Write out the entries below once more, exactly.
● ● ● ● ● ● ●
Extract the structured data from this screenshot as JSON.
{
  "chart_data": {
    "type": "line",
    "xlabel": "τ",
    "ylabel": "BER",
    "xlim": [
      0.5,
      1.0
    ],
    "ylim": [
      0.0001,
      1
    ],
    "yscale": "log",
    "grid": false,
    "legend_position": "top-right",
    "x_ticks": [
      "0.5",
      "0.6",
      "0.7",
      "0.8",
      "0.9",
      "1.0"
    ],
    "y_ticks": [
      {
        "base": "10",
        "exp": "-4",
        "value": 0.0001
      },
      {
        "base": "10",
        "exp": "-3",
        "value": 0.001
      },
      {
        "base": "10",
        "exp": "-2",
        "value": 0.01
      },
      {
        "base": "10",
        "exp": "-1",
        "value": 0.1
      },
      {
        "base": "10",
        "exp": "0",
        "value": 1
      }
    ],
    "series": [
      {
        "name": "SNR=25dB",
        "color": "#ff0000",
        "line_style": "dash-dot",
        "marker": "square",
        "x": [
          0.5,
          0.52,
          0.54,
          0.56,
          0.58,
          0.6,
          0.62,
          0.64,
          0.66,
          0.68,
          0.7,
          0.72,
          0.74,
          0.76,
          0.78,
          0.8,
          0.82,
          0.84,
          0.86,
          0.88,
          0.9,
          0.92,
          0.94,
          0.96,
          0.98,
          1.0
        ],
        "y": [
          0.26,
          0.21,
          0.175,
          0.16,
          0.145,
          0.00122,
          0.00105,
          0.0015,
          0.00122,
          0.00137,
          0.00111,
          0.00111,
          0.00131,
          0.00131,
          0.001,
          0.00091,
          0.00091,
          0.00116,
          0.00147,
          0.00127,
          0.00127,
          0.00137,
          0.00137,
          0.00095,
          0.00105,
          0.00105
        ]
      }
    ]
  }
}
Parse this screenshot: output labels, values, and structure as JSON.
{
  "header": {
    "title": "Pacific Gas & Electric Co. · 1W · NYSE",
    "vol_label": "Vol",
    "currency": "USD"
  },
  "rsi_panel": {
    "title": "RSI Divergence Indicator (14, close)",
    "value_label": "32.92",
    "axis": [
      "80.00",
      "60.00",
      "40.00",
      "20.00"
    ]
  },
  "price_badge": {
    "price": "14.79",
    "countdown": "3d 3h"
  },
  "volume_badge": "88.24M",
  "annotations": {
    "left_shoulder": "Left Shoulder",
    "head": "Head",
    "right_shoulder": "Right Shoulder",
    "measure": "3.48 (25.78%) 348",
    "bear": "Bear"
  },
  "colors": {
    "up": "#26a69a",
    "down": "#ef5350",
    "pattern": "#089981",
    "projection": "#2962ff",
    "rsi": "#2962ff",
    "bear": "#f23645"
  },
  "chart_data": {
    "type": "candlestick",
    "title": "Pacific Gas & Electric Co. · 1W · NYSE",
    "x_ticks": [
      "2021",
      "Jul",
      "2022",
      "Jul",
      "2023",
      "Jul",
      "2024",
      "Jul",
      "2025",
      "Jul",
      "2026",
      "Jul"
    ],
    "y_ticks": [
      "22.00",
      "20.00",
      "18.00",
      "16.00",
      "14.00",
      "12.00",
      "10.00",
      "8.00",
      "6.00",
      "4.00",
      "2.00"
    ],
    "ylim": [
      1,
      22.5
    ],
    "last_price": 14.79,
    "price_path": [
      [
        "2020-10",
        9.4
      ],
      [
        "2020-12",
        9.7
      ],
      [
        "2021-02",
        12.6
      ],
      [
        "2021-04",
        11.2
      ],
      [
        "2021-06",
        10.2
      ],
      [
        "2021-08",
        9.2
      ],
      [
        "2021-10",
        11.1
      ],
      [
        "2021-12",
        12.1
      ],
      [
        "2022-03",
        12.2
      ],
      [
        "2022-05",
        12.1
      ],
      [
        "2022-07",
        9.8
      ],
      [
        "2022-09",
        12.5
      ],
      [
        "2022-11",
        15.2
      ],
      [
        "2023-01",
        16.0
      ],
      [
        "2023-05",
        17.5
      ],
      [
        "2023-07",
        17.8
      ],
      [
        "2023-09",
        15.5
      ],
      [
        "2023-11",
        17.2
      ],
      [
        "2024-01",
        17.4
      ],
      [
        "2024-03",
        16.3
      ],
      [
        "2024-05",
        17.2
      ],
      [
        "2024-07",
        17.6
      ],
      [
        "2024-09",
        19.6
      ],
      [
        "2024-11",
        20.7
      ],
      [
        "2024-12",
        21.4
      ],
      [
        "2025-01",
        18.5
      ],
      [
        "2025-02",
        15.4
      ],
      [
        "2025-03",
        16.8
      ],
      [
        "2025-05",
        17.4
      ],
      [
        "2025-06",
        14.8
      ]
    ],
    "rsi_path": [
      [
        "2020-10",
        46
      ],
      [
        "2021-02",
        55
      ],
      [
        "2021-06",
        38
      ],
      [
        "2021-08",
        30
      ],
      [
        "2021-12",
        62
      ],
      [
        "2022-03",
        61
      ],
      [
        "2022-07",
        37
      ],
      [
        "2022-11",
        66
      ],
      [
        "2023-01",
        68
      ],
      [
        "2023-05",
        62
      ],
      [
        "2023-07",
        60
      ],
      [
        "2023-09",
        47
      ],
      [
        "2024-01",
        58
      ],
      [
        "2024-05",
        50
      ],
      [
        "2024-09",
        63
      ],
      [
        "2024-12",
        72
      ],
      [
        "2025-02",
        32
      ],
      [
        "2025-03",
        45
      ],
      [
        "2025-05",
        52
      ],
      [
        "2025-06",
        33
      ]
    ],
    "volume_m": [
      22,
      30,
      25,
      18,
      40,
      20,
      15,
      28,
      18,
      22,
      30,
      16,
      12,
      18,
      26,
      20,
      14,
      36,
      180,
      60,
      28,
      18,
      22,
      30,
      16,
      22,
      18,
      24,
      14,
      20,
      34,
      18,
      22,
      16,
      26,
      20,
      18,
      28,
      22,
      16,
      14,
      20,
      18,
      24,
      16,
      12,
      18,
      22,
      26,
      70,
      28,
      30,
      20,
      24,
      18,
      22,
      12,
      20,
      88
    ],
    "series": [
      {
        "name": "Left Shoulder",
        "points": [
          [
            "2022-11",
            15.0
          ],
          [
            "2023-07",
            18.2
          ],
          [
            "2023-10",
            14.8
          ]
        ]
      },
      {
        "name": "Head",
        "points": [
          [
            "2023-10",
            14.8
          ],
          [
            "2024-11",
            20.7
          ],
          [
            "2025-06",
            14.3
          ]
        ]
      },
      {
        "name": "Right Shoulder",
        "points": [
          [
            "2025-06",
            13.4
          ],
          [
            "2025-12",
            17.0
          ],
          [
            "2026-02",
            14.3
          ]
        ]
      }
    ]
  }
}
● ● ● ● ● ● ●
◆ ANSWER TO THE EXERCISE ◆
Extract the structured data from this screenshot as JSON.
{
  "chart_data": {
    "type": "line",
    "xlabel": "τ",
    "ylabel": "BER",
    "xlim": [
      0.5,
      1.0
    ],
    "ylim": [
      0.0001,
      1
    ],
    "yscale": "log",
    "grid": false,
    "legend_position": "top-right",
    "x_ticks": [
      "0.5",
      "0.6",
      "0.7",
      "0.8",
      "0.9",
      "1.0"
    ],
    "y_ticks": [
      {
        "base": "10",
        "exp": "-4",
        "value": 0.0001
      },
      {
        "base": "10",
        "exp": "-3",
        "value": 0.001
      },
      {
        "base": "10",
        "exp": "-2",
        "value": 0.01
      },
      {
        "base": "10",
        "exp": "-1",
        "value": 0.1
      },
      {
        "base": "10",
        "exp": "0",
        "value": 1
      }
    ],
    "series": [
      {
        "name": "SNR=25dB",
        "color": "#ff0000",
        "line_style": "dash-dot",
        "marker": "square",
        "x": [
          0.5,
          0.52,
          0.54,
          0.56,
          0.58,
          0.6,
          0.62,
          0.64,
          0.66,
          0.68,
          0.7,
          0.72,
          0.74,
          0.76,
          0.78,
          0.8,
          0.82,
          0.84,
          0.86,
          0.88,
          0.9,
          0.92,
          0.94,
          0.96,
          0.98,
          1.0
        ],
        "y": [
          0.26,
          0.21,
          0.175,
          0.16,
          0.145,
          0.00122,
          0.00105,
          0.0015,
          0.00122,
          0.00137,
          0.00111,
          0.00111,
          0.00131,
          0.00131,
          0.001,
          0.00091,
          0.00091,
          0.00116,
          0.00147,
          0.00127,
          0.00127,
          0.00137,
          0.00137,
          0.00095,
          0.00105,
          0.00105
        ]
      }
    ]
  }
}
Parse this screenshot: output labels, values, and structure as JSON.
{
  "header": {
    "title": "Pacific Gas & Electric Co. · 1W · NYSE",
    "vol_label": "Vol",
    "currency": "USD"
  },
  "rsi_panel": {
    "title": "RSI Divergence Indicator (14, close)",
    "value_label": "32.92",
    "axis": [
      "80.00",
      "60.00",
      "40.00",
      "20.00"
    ]
  },
  "price_badge": {
    "price": "14.79",
    "countdown": "3d 3h"
  },
  "volume_badge": "88.24M",
  "annotations": {
    "left_shoulder": "Left Shoulder",
    "head": "Head",
    "right_shoulder": "Right Shoulder",
    "measure": "3.48 (25.78%) 348",
    "bear": "Bear"
  },
  "colors": {
    "up": "#26a69a",
    "down": "#ef5350",
    "pattern": "#089981",
    "projection": "#2962ff",
    "rsi": "#2962ff",
    "bear": "#f23645"
  },
  "chart_data": {
    "type": "candlestick",
    "title": "Pacific Gas & Electric Co. · 1W · NYSE",
    "x_ticks": [
      "2021",
      "Jul",
      "2022",
      "Jul",
      "2023",
      "Jul",
      "2024",
      "Jul",
      "2025",
      "Jul",
      "2026",
      "Jul"
    ],
    "y_ticks": [
      "22.00",
      "20.00",
      "18.00",
      "16.00",
      "14.00",
      "12.00",
      "10.00",
      "8.00",
      "6.00",
      "4.00",
      "2.00"
    ],
    "ylim": [
      1,
      22.5
    ],
    "last_price": 14.79,
    "price_path": [
      [
        "2020-10",
        9.4
      ],
      [
        "2020-12",
        9.7
      ],
      [
        "2021-02",
        12.6
      ],
      [
        "2021-04",
        11.2
      ],
      [
        "2021-06",
        10.2
      ],
      [
        "2021-08",
        9.2
      ],
      [
        "2021-10",
        11.1
      ],
      [
        "2021-12",
        12.1
      ],
      [
        "2022-03",
        12.2
      ],
      [
        "2022-05",
        12.1
      ],
      [
        "2022-07",
        9.8
      ],
      [
        "2022-09",
        12.5
      ],
      [
        "2022-11",
        15.2
      ],
      [
        "2023-01",
        16.0
      ],
      [
        "2023-05",
        17.5
      ],
      [
        "2023-07",
        17.8
      ],
      [
        "2023-09",
        15.5
      ],
      [
        "2023-11",
        17.2
      ],
      [
        "2024-01",
        17.4
      ],
      [
        "2024-03",
        16.3
      ],
      [
        "2024-05",
        17.2
      ],
      [
        "2024-07",
        17.6
      ],
      [
        "2024-09",
        19.6
      ],
      [
        "2024-11",
        20.7
      ],
      [
        "2024-12",
        21.4
      ],
      [
        "2025-01",
        18.5
      ],
      [
        "2025-02",
        15.4
      ],
      [
        "2025-03",
        16.8
      ],
      [
        "2025-05",
        17.4
      ],
      [
        "2025-06",
        14.8
      ]
    ],
    "rsi_path": [
      [
        "2020-10",
        46
      ],
      [
        "2021-02",
        55
      ],
      [
        "2021-06",
        38
      ],
      [
        "2021-08",
        30
      ],
      [
        "2021-12",
        62
      ],
      [
        "2022-03",
        61
      ],
      [
        "2022-07",
        37
      ],
      [
        "2022-11",
        66
      ],
      [
        "2023-01",
        68
      ],
      [
        "2023-05",
        62
      ],
      [
        "2023-07",
        60
      ],
      [
        "2023-09",
        47
      ],
      [
        "2024-01",
        58
      ],
      [
        "2024-05",
        50
      ],
      [
        "2024-09",
        63
      ],
      [
        "2024-12",
        72
      ],
      [
        "2025-02",
        32
      ],
      [
        "2025-03",
        45
      ],
      [
        "2025-05",
        52
      ],
      [
        "2025-06",
        33
      ]
    ],
    "volume_m": [
      22,
      30,
      25,
      18,
      40,
      20,
      15,
      28,
      18,
      22,
      30,
      16,
      12,
      18,
      26,
      20,
      14,
      36,
      180,
      60,
      28,
      18,
      22,
      30,
      16,
      22,
      18,
      24,
      14,
      20,
      34,
      18,
      22,
      16,
      26,
      20,
      18,
      28,
      22,
      16,
      14,
      20,
      18,
      24,
      16,
      12,
      18,
      22,
      26,
      70,
      28,
      30,
      20,
      24,
      18,
      22,
      12,
      20,
      88
    ],
    "series": [
      {
        "name": "Left Shoulder",
        "points": [
          [
            "2022-11",
            15.0
          ],
          [
            "2023-07",
            18.2
          ],
          [
            "2023-10",
            14.8
          ]
        ]
      },
      {
        "name": "Head",
        "points": [
          [
            "2023-10",
            14.8
          ],
          [
            "2024-11",
            20.7
          ],
          [
            "2025-06",
            14.3
          ]
        ]
      },
      {
        "name": "Right Shoulder",
        "points": [
          [
            "2025-06",
            13.4
          ],
          [
            "2025-12",
            17.0
          ],
          [
            "2026-02",
            14.3
          ]
        ]
      }
    ]
  }
}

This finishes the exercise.